Passage shown ::
################

Opened 5 months ago

Closed 5 months ago

#29942 closed enhancement (fixed)

More efficient rank and unrank for Permutations_mset

Reported by: dcfifield Owned by:
Priority: major Milestone: sage-9.2
Component: combinatorics Keywords:
Cc: slelievre Merged in:
Authors: David Fifield Reviewers: Frédéric Chapoton, Travis Scrimshaw
Report Upstream: N/A Work issues:
Branch: 141f9a9 (Commits) Commit: 141f9a97c16facf1780bf14402915d68d814f354
Dependencies: #30005 Stopgaps:

Description (last modified by slelievre)

The Permutations_mset rank and unrank methods inherit a generic implementation from EnumeratedSets rank and unrank, which have running time proportional to the rank:

sage: mset = list(range(10)) * 3
sage: p = Permutations(mset)
sage: for e in range(8): timeit('p.unrank({})'.format(10^e), number=1, repeat=5)
1 loop, best of 5: 24.2 μs per loop
1 loop, best of 5: 39.1 μs per loop
1 loop, best of 5: 191 μs per loop
1 loop, best of 5: 1.28 ms per loop
1 loop, best of 5: 12.7 ms per loop
1 loop, best of 5: 126 ms per loop
1 loop, best of 5: 1.27 s per loop
1 loop, best of 5: 13 s per loop
sage: p.rank(list(reversed(sorted(mset))))
... never finishes ...

This branch makes the running time roughly proportional to the size of the multiset:

sage: mset = list(range(10)) * 3
sage: p = Permutations(mset)
sage: for e in range(8): timeit('p.unrank({})'.format(10^e), number=1, repeat=5)
1 loop, best of 5: 1.35 ms per loop
1 loop, best of 5: 1.43 ms per loop
1 loop, best of 5: 1.37 ms per loop
1 loop, best of 5: 1.37 ms per loop
1 loop, best of 5: 2.23 ms per loop
1 loop, best of 5: 2.12 ms per loop
1 loop, best of 5: 1.46 ms per loop
1 loop, best of 5: 1.44 ms per loop
sage: timeit('p.rank(list(reversed(sorted(mset))))', number=1, repeat=5)
1 loop, best of 5: 1.51 ms per loop

Algorithm

The rank algorithm is a straightforward application of the solution to exercise 7.2.1.2–4 in The Art of Computer Programming, Volume 4A. I will quote the exercise:

  1. Generalizing exercise 3, explain how to compute the rank of a1an with respect to Algorithm L [lexicographic permutation generation] when {a1, …, an} is the multiset {n1·x1, …, nt·xt}; here n1 + … + nt = n and x1 < … < xt. (The total number of permutations is, of course, the multinomial coefficient

multinomial(n1, …, nt) = n! / (n1! … nt!);

see Eq. 5.1.2–(3).) What is the rank of 314159265?

  1. Use the recurrence rank(a1an) = 1/n Σj=1…t nj [xj < a1] multinomial(n1, …, nt) + rank(a2an). For example, rank(314159265) is

3/9 multinomial(2, 1, 1, 1, 2, 1, 1) + 0 + 2/7 multinomial(1, 1, 1, 2, 1, 1) + 0 + 1/5 multinomial(1, 2, 1, 1) + 3/4 multinomial(1, 1, 1, 1) + 0 + 1/2 multinomial(1, 1) = 30991.

################

Task ::
Answer from the ticket above:
(a) Which milestone is the ticket assigned to?
(b) With this branch, what best-of-5 time does the rank call on the reversed sorted multiset take?
(c) Which exercise and book is the rank algorithm drawn from?

################

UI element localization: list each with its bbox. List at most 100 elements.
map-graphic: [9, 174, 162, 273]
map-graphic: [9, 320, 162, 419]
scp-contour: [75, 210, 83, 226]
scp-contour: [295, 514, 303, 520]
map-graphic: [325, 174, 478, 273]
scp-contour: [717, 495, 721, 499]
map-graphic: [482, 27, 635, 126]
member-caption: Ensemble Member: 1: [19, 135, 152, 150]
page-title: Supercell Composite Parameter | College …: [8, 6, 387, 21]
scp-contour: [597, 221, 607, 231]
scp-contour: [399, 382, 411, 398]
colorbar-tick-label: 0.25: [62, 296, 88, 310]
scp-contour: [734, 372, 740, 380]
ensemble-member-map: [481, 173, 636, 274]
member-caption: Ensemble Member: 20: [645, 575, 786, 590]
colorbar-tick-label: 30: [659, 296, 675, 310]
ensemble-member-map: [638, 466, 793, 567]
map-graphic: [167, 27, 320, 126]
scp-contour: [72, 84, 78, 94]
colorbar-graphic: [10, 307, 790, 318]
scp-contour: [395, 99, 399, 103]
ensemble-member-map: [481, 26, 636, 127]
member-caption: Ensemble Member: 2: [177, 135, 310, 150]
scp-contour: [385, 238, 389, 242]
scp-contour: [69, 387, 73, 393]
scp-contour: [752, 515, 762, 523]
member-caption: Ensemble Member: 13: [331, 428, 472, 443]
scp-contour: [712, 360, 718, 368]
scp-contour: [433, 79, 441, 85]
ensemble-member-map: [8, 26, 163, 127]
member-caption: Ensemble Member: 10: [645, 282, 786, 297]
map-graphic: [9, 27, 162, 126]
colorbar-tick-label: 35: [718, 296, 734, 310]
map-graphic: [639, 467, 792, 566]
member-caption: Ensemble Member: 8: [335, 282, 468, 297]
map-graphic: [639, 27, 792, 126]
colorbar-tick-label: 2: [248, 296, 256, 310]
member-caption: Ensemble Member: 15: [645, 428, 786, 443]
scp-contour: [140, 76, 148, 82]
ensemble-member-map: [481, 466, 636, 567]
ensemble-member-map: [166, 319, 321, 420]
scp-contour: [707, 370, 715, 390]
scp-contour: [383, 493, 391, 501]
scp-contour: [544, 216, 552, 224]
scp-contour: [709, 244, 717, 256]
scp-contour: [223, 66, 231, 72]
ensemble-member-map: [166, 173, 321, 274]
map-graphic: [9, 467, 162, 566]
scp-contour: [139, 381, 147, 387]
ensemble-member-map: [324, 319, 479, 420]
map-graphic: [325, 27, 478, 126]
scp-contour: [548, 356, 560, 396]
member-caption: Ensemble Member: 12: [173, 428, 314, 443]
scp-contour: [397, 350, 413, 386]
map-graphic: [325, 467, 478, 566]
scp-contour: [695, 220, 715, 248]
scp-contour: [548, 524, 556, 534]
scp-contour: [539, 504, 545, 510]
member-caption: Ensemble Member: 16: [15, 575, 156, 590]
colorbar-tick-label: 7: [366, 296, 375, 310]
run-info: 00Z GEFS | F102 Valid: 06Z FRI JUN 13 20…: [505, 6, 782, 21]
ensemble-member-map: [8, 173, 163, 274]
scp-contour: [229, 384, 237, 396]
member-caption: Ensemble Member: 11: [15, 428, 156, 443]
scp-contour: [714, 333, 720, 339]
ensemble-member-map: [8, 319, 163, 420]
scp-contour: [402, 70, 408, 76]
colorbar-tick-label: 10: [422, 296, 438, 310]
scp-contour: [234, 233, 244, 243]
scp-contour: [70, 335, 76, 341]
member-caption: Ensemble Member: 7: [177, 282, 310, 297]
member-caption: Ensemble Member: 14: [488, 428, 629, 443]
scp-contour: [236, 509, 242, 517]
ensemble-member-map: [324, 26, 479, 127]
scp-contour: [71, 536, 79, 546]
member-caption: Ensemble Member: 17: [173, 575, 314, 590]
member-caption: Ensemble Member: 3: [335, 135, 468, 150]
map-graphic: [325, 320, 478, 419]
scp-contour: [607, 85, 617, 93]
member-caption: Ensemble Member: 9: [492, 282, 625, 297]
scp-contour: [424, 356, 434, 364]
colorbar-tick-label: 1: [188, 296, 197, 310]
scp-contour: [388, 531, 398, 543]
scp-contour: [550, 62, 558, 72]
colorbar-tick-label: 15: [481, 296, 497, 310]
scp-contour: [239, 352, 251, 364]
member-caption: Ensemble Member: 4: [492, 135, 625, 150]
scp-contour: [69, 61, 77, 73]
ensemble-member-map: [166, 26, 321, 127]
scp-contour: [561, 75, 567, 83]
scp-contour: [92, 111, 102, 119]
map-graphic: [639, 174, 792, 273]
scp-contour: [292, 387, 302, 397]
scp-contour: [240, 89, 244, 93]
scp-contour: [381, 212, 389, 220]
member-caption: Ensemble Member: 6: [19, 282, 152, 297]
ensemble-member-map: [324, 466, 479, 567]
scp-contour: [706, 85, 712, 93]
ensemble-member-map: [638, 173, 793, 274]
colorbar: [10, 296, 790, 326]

################

Written reply ::
(a) sage-9.2
(b) 1.51 ms per loop
(c) Exercise 7.2.1.2–4 in The Art of Computer Programming, Volume 4A